__Instructions to follow__
Each entry needs to be restated exactly as written.

__Source data__
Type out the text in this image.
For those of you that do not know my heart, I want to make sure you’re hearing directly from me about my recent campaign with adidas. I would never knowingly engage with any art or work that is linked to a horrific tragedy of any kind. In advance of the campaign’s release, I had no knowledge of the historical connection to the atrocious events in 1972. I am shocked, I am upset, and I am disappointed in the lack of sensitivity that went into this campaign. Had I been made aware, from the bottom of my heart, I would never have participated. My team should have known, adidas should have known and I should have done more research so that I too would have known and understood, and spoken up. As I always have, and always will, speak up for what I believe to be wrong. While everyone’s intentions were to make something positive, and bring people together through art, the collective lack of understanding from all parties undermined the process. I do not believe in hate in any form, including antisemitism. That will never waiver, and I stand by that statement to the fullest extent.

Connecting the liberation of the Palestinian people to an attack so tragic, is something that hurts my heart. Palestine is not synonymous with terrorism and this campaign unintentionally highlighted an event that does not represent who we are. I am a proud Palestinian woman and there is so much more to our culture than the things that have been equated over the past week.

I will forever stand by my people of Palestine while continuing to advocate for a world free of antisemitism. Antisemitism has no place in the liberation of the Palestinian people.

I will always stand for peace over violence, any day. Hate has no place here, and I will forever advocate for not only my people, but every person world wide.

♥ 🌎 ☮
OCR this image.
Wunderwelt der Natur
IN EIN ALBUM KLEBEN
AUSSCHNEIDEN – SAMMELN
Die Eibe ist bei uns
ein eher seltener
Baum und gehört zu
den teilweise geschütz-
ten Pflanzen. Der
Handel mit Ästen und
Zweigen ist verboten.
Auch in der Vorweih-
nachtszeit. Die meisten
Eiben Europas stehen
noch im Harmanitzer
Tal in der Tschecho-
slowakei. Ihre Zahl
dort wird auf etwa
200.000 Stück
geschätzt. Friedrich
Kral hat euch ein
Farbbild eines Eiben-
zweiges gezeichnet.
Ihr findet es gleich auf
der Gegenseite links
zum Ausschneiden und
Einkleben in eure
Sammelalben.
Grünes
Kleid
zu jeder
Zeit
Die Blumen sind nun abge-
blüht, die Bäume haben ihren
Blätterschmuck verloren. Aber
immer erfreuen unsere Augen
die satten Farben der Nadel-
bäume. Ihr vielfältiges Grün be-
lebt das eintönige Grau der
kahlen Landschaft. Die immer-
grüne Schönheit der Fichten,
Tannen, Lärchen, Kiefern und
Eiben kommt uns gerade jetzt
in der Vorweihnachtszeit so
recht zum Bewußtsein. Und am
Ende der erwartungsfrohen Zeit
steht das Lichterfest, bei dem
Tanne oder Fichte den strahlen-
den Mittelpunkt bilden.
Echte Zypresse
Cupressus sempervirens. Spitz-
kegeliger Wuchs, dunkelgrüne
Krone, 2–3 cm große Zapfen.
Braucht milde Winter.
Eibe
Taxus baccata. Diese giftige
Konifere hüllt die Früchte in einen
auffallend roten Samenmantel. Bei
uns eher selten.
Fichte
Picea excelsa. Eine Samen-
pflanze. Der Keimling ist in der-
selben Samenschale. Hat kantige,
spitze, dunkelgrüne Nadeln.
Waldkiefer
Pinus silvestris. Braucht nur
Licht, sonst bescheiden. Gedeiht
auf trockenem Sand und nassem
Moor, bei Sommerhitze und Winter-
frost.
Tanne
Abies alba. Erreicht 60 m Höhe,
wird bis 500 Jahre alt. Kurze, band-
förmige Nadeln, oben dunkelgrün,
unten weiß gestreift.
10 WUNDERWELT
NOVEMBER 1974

__Task result__
Type out the text in this image.
For those of you that do not know my heart, I want to make sure you’re hearing directly from me about my recent campaign with adidas. I would never knowingly engage with any art or work that is linked to a horrific tragedy of any kind. In advance of the campaign’s release, I had no knowledge of the historical connection to the atrocious events in 1972. I am shocked, I am upset, and I am disappointed in the lack of sensitivity that went into this campaign. Had I been made aware, from the bottom of my heart, I would never have participated. My team should have known, adidas should have known and I should have done more research so that I too would have known and understood, and spoken up. As I always have, and always will, speak up for what I believe to be wrong. While everyone’s intentions were to make something positive, and bring people together through art, the collective lack of understanding from all parties undermined the process. I do not believe in hate in any form, including antisemitism. That will never waiver, and I stand by that statement to the fullest extent.

Connecting the liberation of the Palestinian people to an attack so tragic, is something that hurts my heart. Palestine is not synonymous with terrorism and this campaign unintentionally highlighted an event that does not represent who we are. I am a proud Palestinian woman and there is so much more to our culture than the things that have been equated over the past week.

I will forever stand by my people of Palestine while continuing to advocate for a world free of antisemitism. Antisemitism has no place in the liberation of the Palestinian people.

I will always stand for peace over violence, any day. Hate has no place here, and I will forever advocate for not only my people, but every person world wide.

♥ 🌎 ☮
OCR this image.
Wunderwelt der Natur
IN EIN ALBUM KLEBEN
AUSSCHNEIDEN – SAMMELN
Die Eibe ist bei uns
ein eher seltener
Baum und gehört zu
den teilweise geschütz-
ten Pflanzen. Der
Handel mit Ästen und
Zweigen ist verboten.
Auch in der Vorweih-
nachtszeit. Die meisten
Eiben Europas stehen
noch im Harmanitzer
Tal in der Tschecho-
slowakei. Ihre Zahl
dort wird auf etwa
200.000 Stück
geschätzt. Friedrich
Kral hat euch ein
Farbbild eines Eiben-
zweiges gezeichnet.
Ihr findet es gleich auf
der Gegenseite links
zum Ausschneiden und
Einkleben in eure
Sammelalben.
Grünes
Kleid
zu jeder
Zeit
Die Blumen sind nun abge-
blüht, die Bäume haben ihren
Blätterschmuck verloren. Aber
immer erfreuen unsere Augen
die satten Farben der Nadel-
bäume. Ihr vielfältiges Grün be-
lebt das eintönige Grau der
kahlen Landschaft. Die immer-
grüne Schönheit der Fichten,
Tannen, Lärchen, Kiefern und
Eiben kommt uns gerade jetzt
in der Vorweihnachtszeit so
recht zum Bewußtsein. Und am
Ende der erwartungsfrohen Zeit
steht das Lichterfest, bei dem
Tanne oder Fichte den strahlen-
den Mittelpunkt bilden.
Echte Zypresse
Cupressus sempervirens. Spitz-
kegeliger Wuchs, dunkelgrüne
Krone, 2–3 cm große Zapfen.
Braucht milde Winter.
Eibe
Taxus baccata. Diese giftige
Konifere hüllt die Früchte in einen
auffallend roten Samenmantel. Bei
uns eher selten.
Fichte
Picea excelsa. Eine Samen-
pflanze. Der Keimling ist in der-
selben Samenschale. Hat kantige,
spitze, dunkelgrüne Nadeln.
Waldkiefer
Pinus silvestris. Braucht nur
Licht, sonst bescheiden. Gedeiht
auf trockenem Sand und nassem
Moor, bei Sommerhitze und Winter-
frost.
Tanne
Abies alba. Erreicht 60 m Höhe,
wird bis 500 Jahre alt. Kurze, band-
förmige Nadeln, oben dunkelgrün,
unten weiß gestreift.
10 WUNDERWELT
NOVEMBER 1974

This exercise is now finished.